Data entries:

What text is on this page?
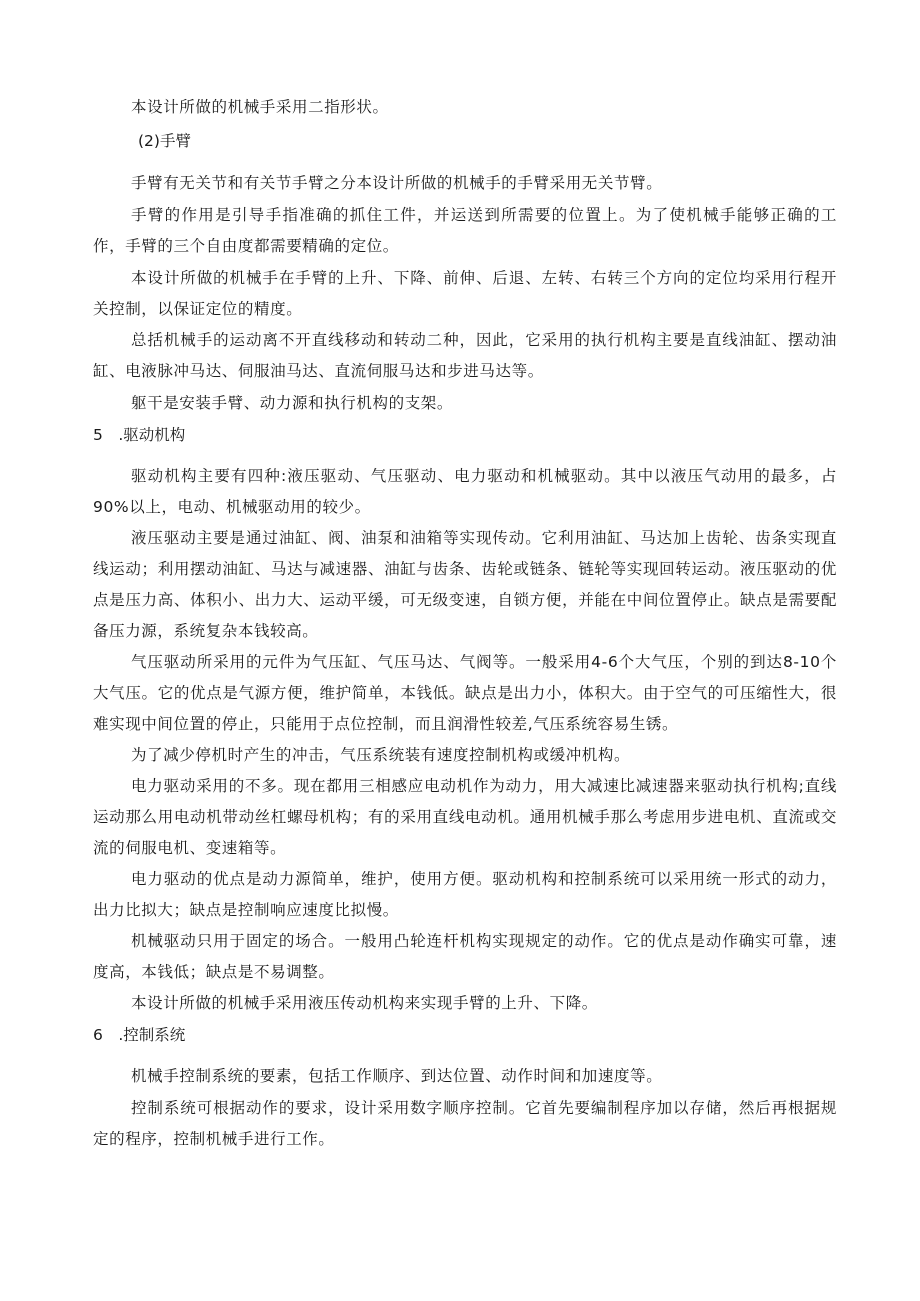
本设计所做的机械手采用二指形状。

(2)手臂

手臂有无关节和有关节手臂之分本设计所做的机械手的手臂采用无关节臂。

手臂的作用是引导手指准确的抓住工件，并运送到所需要的位置上。为了使机械手能够正确的工作，手臂的三个自由度都需要精确的定位。

本设计所做的机械手在手臂的上升、下降、前伸、后退、左转、右转三个方向的定位均采用行程开关控制，以保证定位的精度。

总括机械手的运动离不开直线移动和转动二种，因此，它采用的执行机构主要是直线油缸、摆动油缸、电液脉冲马达、伺服油马达、直流伺服马达和步进马达等。

躯干是安装手臂、动力源和执行机构的支架。

5　.驱动机构

驱动机构主要有四种:液压驱动、气压驱动、电力驱动和机械驱动。其中以液压气动用的最多，占90%以上，电动、机械驱动用的较少。

液压驱动主要是通过油缸、阀、油泵和油箱等实现传动。它利用油缸、马达加上齿轮、齿条实现直线运动；利用摆动油缸、马达与减速器、油缸与齿条、齿轮或链条、链轮等实现回转运动。液压驱动的优点是压力高、体积小、出力大、运动平缓，可无级变速，自锁方便，并能在中间位置停止。缺点是需要配备压力源，系统复杂本钱较高。

气压驱动所采用的元件为气压缸、气压马达、气阀等。一般采用4-6个大气压，个别的到达8-10个大气压。它的优点是气源方便，维护简单，本钱低。缺点是出力小，体积大。由于空气的可压缩性大，很难实现中间位置的停止，只能用于点位控制，而且润滑性较差,气压系统容易生锈。

为了减少停机时产生的冲击，气压系统装有速度控制机构或缓冲机构。

电力驱动采用的不多。现在都用三相感应电动机作为动力，用大减速比减速器来驱动执行机构;直线运动那么用电动机带动丝杠螺母机构；有的采用直线电动机。通用机械手那么考虑用步进电机、直流或交流的伺服电机、变速箱等。

电力驱动的优点是动力源简单，维护，使用方便。驱动机构和控制系统可以采用统一形式的动力，出力比拟大；缺点是控制响应速度比拟慢。

机械驱动只用于固定的场合。一般用凸轮连杆机构实现规定的动作。它的优点是动作确实可靠，速度高，本钱低；缺点是不易调整。

本设计所做的机械手采用液压传动机构来实现手臂的上升、下降。

6　.控制系统

机械手控制系统的要素，包括工作顺序、到达位置、动作时间和加速度等。

控制系统可根据动作的要求，设计采用数字顺序控制。它首先要编制程序加以存储，然后再根据规定的程序，控制机械手进行工作。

- **What is required**
Transcribe all the records above word for word, without their images.

- **Task solution**
What text is on this page?
本设计所做的机械手采用二指形状。

(2)手臂

手臂有无关节和有关节手臂之分本设计所做的机械手的手臂采用无关节臂。

手臂的作用是引导手指准确的抓住工件，并运送到所需要的位置上。为了使机械手能够正确的工作，手臂的三个自由度都需要精确的定位。

本设计所做的机械手在手臂的上升、下降、前伸、后退、左转、右转三个方向的定位均采用行程开关控制，以保证定位的精度。

总括机械手的运动离不开直线移动和转动二种，因此，它采用的执行机构主要是直线油缸、摆动油缸、电液脉冲马达、伺服油马达、直流伺服马达和步进马达等。

躯干是安装手臂、动力源和执行机构的支架。

5　.驱动机构

驱动机构主要有四种:液压驱动、气压驱动、电力驱动和机械驱动。其中以液压气动用的最多，占90%以上，电动、机械驱动用的较少。

液压驱动主要是通过油缸、阀、油泵和油箱等实现传动。它利用油缸、马达加上齿轮、齿条实现直线运动；利用摆动油缸、马达与减速器、油缸与齿条、齿轮或链条、链轮等实现回转运动。液压驱动的优点是压力高、体积小、出力大、运动平缓，可无级变速，自锁方便，并能在中间位置停止。缺点是需要配备压力源，系统复杂本钱较高。

气压驱动所采用的元件为气压缸、气压马达、气阀等。一般采用4-6个大气压，个别的到达8-10个大气压。它的优点是气源方便，维护简单，本钱低。缺点是出力小，体积大。由于空气的可压缩性大，很难实现中间位置的停止，只能用于点位控制，而且润滑性较差,气压系统容易生锈。

为了减少停机时产生的冲击，气压系统装有速度控制机构或缓冲机构。

电力驱动采用的不多。现在都用三相感应电动机作为动力，用大减速比减速器来驱动执行机构;直线运动那么用电动机带动丝杠螺母机构；有的采用直线电动机。通用机械手那么考虑用步进电机、直流或交流的伺服电机、变速箱等。

电力驱动的优点是动力源简单，维护，使用方便。驱动机构和控制系统可以采用统一形式的动力，出力比拟大；缺点是控制响应速度比拟慢。

机械驱动只用于固定的场合。一般用凸轮连杆机构实现规定的动作。它的优点是动作确实可靠，速度高，本钱低；缺点是不易调整。

本设计所做的机械手采用液压传动机构来实现手臂的上升、下降。

6　.控制系统

机械手控制系统的要素，包括工作顺序、到达位置、动作时间和加速度等。

控制系统可根据动作的要求，设计采用数字顺序控制。它首先要编制程序加以存储，然后再根据规定的程序，控制机械手进行工作。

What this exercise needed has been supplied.